* **WHAT TO PRODUCE**:
Check each line for the string "fiche". Give only the count of lines that have it.

* Begin WORKING DATA *

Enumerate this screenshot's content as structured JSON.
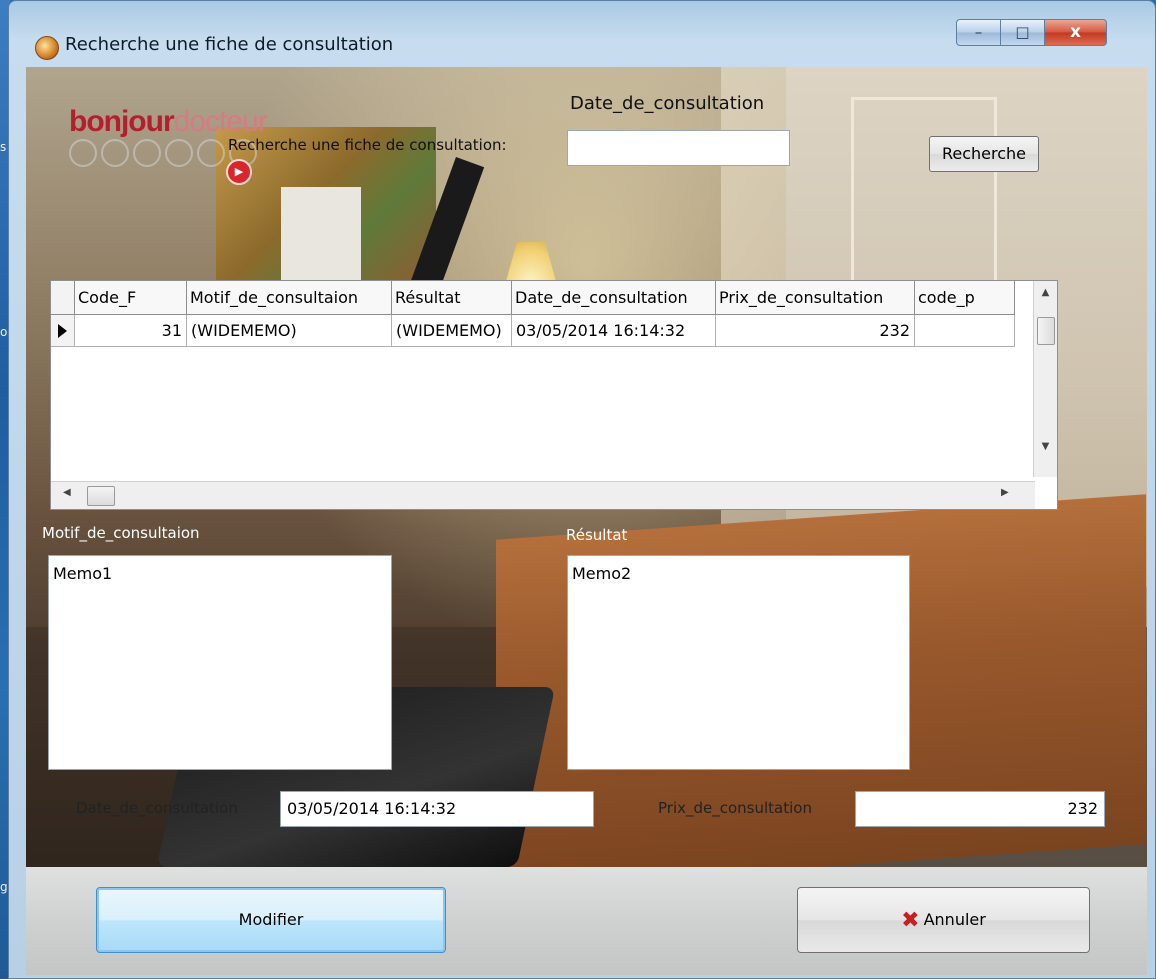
{
  "window": {
    "title": "Recherche une fiche de consultation",
    "controls": {
      "minimize": "–",
      "maximize": "□",
      "close": "x"
    }
  },
  "desktop": {
    "edge_labels": [
      "s",
      "o",
      "g"
    ]
  },
  "logo": {
    "bonjour": "bonjour",
    "docteur": "docteur"
  },
  "search": {
    "top_label": "Date_de_consultation",
    "label": "Recherche une fiche de consultation:",
    "value": "",
    "button_label": "Recherche"
  },
  "grid": {
    "columns": [
      "Code_F",
      "Motif_de_consultaion",
      "Résultat",
      "Date_de_consultation",
      "Prix_de_consultation",
      "code_p"
    ],
    "rows": [
      [
        "31",
        "(WIDEMEMO)",
        "(WIDEMEMO)",
        "03/05/2014 16:14:32",
        "232",
        ""
      ]
    ]
  },
  "form": {
    "motif_label": "Motif_de_consultaion",
    "resultat_label": "Résultat",
    "memo1": "Memo1",
    "memo2": "Memo2",
    "date_label": "Date_de_consultation",
    "date_value": "03/05/2014 16:14:32",
    "prix_label": "Prix_de_consultation",
    "prix_value": "232"
  },
  "footer": {
    "modifier_label": "Modifier",
    "annuler_label": "Annuler"
  },
  "colors": {
    "brand_red": "#b41e2e",
    "accent_blue": "#3c8fd1",
    "cancel_red": "#c81e1e"
  }
}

* End WORKING DATA *

* **TASK SOLUTION**:
2